## Selected excerpt
────────────────

It’s not common to need that many pulls nor is it hard to build your own images....

hamiltont · on Aug 24, 2020

Do you run a local registry? Any high-quality articles/youtube talks to share? I'm about to set one up for our own little cluster (~5 machines, ~75 containers). I know tons about docker engine, and a fair bit about the registry, but it's always nice to watch a "lessons learned from actually doing this in production" talk to know what mistakes to avoid

oppositelock · on Aug 24, 2020

I run tens of thousands of docker images in production, or rather, tens of thousands of copies of a few hundred images.

If you do something like this, you absolutely MUST have a local registry.

Harbor [1], JFrog [2], and Quay [3] would be the first ones that I look at.

Harbor is open source, free, and a member of the CNCF. You will need to do a little bit of work to set it up to scale properly. JFrog offers a SaaS registry, but you will pay big $$ based on pull traffic. Their commercial site license is about $3k/year. Quay is older than either of them, stable, and high quality. I'd start with Harbor these days.

────────────────

## Listed entries
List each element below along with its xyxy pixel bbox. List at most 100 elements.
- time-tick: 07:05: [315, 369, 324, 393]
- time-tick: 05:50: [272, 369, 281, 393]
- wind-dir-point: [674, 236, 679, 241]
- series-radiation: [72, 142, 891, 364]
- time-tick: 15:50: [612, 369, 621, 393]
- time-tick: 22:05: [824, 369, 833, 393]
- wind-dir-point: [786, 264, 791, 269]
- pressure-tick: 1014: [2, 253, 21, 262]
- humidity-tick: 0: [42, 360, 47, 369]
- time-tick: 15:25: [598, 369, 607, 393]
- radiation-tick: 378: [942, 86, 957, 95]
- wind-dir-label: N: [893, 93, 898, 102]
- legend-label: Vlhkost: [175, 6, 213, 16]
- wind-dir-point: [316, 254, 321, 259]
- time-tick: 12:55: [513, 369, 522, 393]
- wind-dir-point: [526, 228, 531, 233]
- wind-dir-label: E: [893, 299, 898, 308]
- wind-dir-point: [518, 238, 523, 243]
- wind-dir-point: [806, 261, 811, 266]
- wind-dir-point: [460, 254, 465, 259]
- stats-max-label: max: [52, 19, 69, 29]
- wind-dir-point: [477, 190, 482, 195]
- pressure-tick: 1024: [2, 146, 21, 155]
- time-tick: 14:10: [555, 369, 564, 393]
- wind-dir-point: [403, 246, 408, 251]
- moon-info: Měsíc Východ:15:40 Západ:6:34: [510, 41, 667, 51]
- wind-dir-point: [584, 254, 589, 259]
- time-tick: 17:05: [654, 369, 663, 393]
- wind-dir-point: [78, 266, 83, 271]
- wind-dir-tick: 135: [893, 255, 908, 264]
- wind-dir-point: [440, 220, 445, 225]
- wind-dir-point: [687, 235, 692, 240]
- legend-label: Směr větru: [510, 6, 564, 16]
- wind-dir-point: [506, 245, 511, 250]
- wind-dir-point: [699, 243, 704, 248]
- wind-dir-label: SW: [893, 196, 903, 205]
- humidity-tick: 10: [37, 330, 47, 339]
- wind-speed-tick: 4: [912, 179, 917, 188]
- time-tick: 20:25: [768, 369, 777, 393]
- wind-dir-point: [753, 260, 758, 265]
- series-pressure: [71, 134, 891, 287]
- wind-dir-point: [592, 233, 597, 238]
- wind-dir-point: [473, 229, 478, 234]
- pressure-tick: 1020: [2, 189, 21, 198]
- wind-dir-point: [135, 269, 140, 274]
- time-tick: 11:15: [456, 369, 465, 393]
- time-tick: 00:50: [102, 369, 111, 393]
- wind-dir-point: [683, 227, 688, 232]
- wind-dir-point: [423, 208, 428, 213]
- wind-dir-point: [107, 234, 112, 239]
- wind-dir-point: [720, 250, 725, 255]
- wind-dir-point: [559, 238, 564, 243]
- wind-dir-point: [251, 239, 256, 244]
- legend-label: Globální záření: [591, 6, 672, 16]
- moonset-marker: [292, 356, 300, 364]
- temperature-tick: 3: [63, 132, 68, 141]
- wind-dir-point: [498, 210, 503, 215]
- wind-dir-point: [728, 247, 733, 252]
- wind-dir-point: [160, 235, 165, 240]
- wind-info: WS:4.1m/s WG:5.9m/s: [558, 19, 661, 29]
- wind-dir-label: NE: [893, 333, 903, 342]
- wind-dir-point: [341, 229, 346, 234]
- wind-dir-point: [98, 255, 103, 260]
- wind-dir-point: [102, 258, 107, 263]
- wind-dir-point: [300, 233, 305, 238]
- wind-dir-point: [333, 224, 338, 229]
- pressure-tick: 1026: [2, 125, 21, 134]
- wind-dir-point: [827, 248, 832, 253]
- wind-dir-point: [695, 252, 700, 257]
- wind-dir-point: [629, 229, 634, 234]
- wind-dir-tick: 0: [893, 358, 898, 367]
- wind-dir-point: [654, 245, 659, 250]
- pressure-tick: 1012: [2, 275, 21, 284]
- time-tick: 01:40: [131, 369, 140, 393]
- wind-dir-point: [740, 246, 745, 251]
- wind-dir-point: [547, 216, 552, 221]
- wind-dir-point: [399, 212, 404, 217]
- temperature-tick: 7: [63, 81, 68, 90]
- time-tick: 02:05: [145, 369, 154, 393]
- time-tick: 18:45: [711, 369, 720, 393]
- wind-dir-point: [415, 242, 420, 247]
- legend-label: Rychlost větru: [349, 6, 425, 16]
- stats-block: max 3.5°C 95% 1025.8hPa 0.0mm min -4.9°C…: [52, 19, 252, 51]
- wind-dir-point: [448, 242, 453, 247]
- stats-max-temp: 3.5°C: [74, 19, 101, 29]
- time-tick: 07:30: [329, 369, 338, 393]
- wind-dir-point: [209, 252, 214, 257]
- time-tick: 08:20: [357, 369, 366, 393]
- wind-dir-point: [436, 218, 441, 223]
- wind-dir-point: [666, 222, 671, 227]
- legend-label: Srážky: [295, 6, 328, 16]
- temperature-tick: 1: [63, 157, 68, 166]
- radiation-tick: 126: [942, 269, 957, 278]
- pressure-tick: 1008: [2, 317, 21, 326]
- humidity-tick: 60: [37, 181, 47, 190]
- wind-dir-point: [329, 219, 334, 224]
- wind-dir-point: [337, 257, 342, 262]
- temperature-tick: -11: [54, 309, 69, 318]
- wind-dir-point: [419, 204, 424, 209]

────────────────

## Written exercise 1
In the forum thread about local registries, rewrite the passage starting with "I run tens of" and going on through "a local registry.", swapping "docker images" for "container images".
## Written exercise 2
Reproduce the records word for word, starting with their first line and going on through the line with "- series-radiation: [72, 142, 891, 364]".

## Written response 1
I run tens of thousands of container images in production, or rather, tens of thousands of copies of a few hundred images.

If you do something like this, you absolutely MUST have a local registry.

## Written response 2
List each element below along with its xyxy pixel bbox. List at most 100 elements.
- time-tick: 07:05: [315, 369, 324, 393]
- time-tick: 05:50: [272, 369, 281, 393]
- wind-dir-point: [674, 236, 679, 241]
- series-radiation: [72, 142, 891, 364]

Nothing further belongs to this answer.